Instruction
Copy each line where the word "Daerah" occurs.

Dataset items
========
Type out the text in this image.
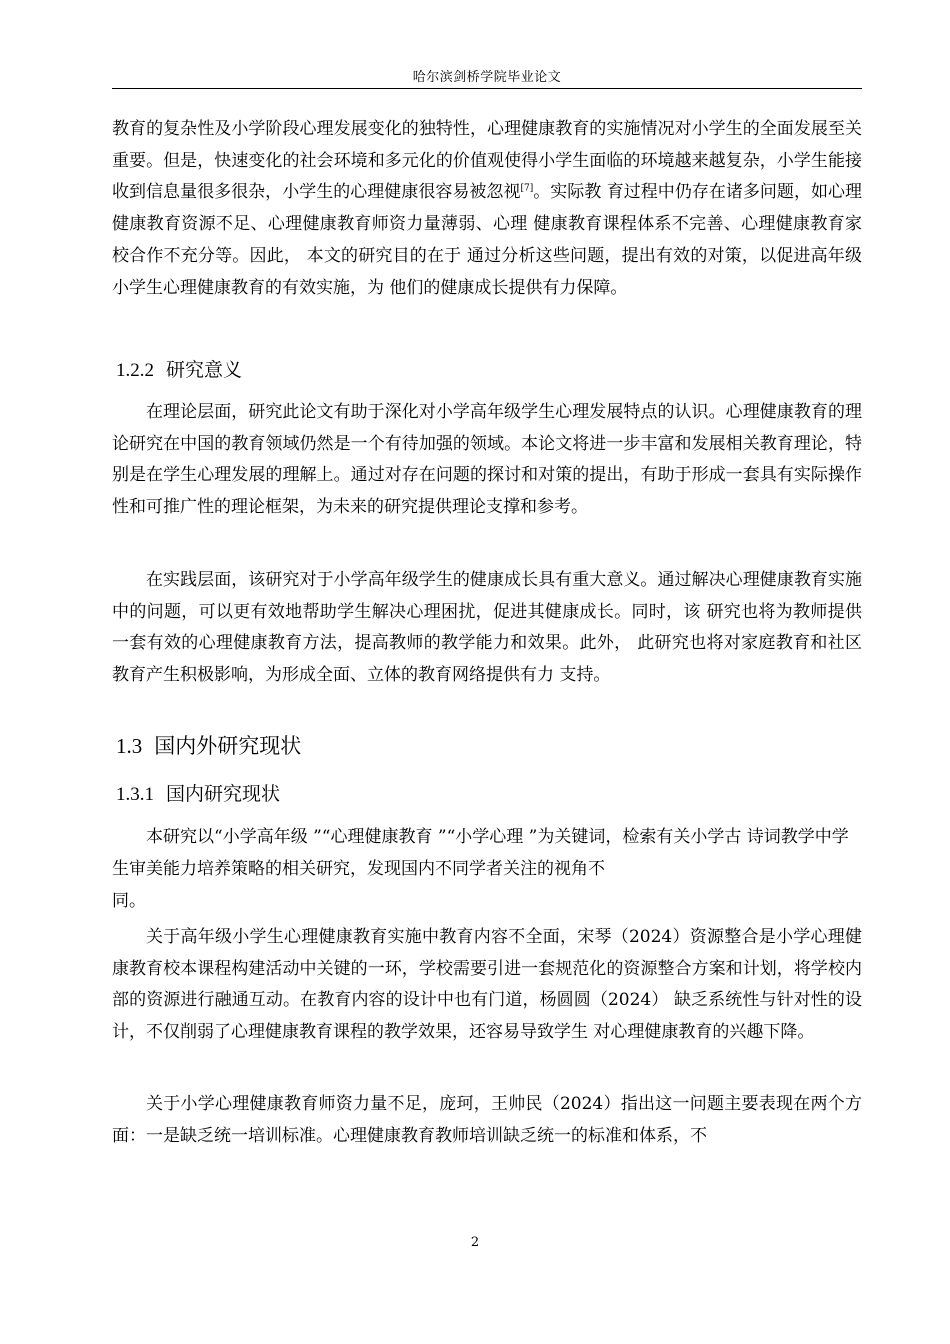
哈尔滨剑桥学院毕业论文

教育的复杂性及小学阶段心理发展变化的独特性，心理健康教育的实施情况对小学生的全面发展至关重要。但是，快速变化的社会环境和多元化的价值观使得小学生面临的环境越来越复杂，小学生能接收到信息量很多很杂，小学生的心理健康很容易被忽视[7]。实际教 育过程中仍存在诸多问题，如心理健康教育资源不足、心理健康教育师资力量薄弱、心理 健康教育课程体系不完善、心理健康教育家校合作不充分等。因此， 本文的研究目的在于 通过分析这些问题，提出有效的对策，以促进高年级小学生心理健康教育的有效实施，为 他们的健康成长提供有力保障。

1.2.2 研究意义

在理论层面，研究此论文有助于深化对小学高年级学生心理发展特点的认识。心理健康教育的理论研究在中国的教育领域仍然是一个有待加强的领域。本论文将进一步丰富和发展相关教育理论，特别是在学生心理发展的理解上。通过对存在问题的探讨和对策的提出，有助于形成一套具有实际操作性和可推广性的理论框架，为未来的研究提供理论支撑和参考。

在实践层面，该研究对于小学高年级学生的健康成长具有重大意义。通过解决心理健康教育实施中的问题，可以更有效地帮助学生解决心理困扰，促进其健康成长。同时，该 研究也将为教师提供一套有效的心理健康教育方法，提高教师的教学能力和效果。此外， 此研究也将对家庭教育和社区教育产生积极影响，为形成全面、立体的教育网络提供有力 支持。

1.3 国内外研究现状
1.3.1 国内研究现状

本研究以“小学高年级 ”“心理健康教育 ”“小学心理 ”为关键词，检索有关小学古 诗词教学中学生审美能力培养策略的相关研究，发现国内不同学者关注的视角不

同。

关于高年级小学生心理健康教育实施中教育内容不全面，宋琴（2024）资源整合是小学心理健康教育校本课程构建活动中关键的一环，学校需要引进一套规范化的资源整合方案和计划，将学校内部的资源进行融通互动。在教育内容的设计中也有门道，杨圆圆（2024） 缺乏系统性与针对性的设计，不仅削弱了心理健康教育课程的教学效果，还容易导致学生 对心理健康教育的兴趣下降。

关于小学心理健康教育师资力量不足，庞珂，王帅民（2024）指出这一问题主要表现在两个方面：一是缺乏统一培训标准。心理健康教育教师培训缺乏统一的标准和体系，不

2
========
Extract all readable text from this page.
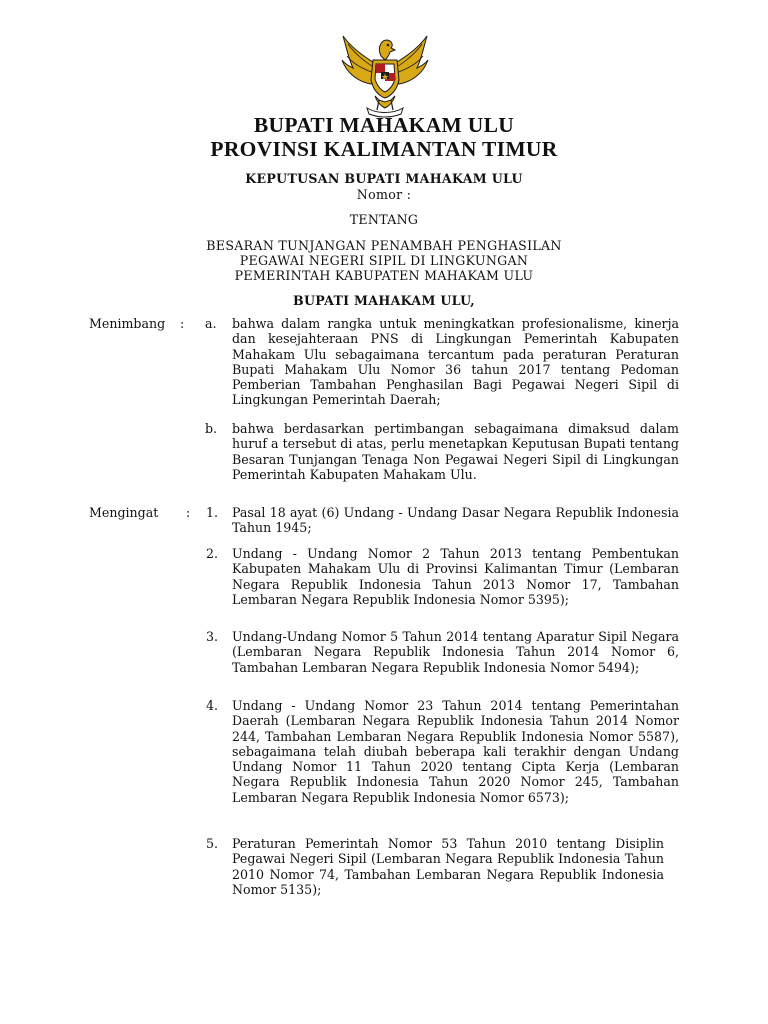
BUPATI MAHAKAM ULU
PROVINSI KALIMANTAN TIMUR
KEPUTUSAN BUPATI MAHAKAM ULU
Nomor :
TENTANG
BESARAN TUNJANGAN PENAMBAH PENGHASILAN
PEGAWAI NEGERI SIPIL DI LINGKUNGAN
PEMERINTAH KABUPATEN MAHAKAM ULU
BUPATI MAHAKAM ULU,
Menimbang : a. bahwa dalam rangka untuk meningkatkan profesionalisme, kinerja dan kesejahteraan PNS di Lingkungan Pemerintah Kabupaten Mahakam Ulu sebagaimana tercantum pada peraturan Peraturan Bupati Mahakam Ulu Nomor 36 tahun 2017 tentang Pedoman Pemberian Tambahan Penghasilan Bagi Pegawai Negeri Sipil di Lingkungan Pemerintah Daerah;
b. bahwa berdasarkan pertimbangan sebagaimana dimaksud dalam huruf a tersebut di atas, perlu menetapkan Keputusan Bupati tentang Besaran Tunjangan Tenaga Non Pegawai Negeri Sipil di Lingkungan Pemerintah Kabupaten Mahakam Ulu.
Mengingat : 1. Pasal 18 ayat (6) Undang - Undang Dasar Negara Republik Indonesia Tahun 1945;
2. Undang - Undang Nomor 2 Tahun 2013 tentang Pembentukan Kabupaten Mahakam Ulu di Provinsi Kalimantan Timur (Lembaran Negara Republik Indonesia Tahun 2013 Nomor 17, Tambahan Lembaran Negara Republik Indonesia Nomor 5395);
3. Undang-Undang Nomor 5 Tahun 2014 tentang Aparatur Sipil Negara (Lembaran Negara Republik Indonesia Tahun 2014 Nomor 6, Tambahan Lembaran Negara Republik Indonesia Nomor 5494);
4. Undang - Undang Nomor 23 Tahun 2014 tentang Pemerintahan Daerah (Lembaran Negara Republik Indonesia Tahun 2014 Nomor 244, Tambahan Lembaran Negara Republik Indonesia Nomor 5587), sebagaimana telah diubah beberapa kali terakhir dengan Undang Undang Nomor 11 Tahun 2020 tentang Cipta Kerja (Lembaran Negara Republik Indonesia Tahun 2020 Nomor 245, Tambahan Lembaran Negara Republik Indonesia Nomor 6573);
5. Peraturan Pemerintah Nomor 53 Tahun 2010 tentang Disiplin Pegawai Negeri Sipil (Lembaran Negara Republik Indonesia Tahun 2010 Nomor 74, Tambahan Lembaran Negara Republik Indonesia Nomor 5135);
========
Solved exercise
Menimbang : a. bahwa dalam rangka untuk meningkatkan profesionalisme, kinerja dan kesejahteraan PNS di Lingkungan Pemerintah Kabupaten Mahakam Ulu sebagaimana tercantum pada peraturan Peraturan Bupati Mahakam Ulu Nomor 36 tahun 2017 tentang Pedoman Pemberian Tambahan Penghasilan Bagi Pegawai Negeri Sipil di Lingkungan Pemerintah Daerah;
4. Undang - Undang Nomor 23 Tahun 2014 tentang Pemerintahan Daerah (Lembaran Negara Republik Indonesia Tahun 2014 Nomor 244, Tambahan Lembaran Negara Republik Indonesia Nomor 5587), sebagaimana telah diubah beberapa kali terakhir dengan Undang Undang Nomor 11 Tahun 2020 tentang Cipta Kerja (Lembaran Negara Republik Indonesia Tahun 2020 Nomor 245, Tambahan Lembaran Negara Republik Indonesia Nomor 6573);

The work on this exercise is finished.